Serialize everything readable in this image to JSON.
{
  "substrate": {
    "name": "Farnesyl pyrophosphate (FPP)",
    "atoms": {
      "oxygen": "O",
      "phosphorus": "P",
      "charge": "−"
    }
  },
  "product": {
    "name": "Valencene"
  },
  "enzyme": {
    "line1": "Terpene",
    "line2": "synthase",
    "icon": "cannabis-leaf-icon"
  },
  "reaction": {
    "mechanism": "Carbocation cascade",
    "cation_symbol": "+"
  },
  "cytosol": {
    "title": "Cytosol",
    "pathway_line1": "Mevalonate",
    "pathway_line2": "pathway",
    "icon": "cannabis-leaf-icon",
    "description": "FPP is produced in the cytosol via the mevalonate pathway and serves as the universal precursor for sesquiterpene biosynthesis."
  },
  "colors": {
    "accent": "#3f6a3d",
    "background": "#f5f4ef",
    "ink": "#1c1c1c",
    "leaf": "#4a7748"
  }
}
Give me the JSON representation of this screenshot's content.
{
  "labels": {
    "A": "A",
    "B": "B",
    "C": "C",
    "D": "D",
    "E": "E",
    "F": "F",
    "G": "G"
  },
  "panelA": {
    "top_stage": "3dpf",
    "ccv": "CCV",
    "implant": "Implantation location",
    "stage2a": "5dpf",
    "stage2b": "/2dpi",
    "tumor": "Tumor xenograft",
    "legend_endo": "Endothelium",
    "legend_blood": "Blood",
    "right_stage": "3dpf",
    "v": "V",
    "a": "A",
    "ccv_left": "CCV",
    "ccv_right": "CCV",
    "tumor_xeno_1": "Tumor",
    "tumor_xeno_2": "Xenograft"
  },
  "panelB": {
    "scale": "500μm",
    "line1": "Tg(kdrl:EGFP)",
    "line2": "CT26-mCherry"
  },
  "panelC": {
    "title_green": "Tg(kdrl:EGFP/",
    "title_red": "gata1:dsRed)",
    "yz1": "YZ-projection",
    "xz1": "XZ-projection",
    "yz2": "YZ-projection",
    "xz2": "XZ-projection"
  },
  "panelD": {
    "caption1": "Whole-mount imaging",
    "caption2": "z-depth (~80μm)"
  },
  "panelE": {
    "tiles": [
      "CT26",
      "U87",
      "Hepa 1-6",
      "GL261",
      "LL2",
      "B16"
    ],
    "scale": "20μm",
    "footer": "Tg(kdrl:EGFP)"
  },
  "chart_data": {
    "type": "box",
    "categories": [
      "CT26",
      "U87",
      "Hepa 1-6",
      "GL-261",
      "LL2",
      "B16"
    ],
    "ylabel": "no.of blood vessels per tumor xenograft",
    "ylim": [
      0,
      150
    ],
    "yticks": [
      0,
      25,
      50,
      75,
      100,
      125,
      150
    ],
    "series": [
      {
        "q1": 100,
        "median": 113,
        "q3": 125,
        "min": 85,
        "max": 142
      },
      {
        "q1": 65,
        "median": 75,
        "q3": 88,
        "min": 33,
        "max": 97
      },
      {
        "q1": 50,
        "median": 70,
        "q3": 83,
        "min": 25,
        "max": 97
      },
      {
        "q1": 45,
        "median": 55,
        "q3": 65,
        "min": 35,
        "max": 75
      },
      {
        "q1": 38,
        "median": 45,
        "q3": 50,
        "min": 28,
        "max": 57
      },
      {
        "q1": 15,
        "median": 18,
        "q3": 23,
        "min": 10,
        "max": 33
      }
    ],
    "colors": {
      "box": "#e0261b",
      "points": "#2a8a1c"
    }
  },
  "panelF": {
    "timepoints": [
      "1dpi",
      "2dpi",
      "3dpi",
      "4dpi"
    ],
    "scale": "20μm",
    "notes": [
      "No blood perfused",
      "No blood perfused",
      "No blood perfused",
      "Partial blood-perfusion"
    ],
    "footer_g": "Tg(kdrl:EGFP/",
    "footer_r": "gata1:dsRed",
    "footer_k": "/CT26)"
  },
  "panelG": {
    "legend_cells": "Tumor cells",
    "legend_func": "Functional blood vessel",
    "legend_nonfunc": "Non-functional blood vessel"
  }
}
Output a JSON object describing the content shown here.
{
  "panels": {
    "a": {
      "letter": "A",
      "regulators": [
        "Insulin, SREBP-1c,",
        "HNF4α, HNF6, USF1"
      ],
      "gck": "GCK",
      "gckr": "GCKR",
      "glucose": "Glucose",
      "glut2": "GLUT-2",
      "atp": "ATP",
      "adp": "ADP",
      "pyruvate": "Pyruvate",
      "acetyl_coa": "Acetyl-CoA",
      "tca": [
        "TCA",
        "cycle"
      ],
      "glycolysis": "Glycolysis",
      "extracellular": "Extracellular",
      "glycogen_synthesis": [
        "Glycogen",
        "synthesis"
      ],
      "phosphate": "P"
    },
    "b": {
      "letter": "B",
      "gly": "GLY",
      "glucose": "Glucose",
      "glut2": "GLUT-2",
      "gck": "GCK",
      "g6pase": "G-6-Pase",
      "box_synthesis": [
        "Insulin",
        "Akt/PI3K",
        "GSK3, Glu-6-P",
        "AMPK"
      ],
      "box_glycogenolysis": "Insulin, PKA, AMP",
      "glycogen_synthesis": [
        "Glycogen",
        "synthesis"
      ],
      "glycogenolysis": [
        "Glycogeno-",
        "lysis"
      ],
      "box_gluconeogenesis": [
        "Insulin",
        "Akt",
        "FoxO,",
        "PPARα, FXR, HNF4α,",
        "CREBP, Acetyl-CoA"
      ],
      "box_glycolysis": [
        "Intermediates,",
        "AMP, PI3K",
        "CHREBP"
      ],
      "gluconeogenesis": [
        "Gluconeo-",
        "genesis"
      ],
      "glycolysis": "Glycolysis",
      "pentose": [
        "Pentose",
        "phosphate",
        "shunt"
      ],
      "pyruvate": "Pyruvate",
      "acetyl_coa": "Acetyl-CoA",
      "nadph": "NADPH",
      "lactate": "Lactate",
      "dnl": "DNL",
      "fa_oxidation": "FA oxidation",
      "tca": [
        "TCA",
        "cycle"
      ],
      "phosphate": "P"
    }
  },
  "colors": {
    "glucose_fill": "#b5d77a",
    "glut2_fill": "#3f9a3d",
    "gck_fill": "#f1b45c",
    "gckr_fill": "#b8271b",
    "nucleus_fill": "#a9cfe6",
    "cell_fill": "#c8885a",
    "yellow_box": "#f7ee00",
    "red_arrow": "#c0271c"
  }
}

- **Problem to solve**:
Copy out each line of the entries where the word "kdrl" is found.

- **Task response**:
    "line1": "Tg(kdrl:EGFP)",
    "title_green": "Tg(kdrl:EGFP/",
    "footer": "Tg(kdrl:EGFP)"
    "footer_g": "Tg(kdrl:EGFP/",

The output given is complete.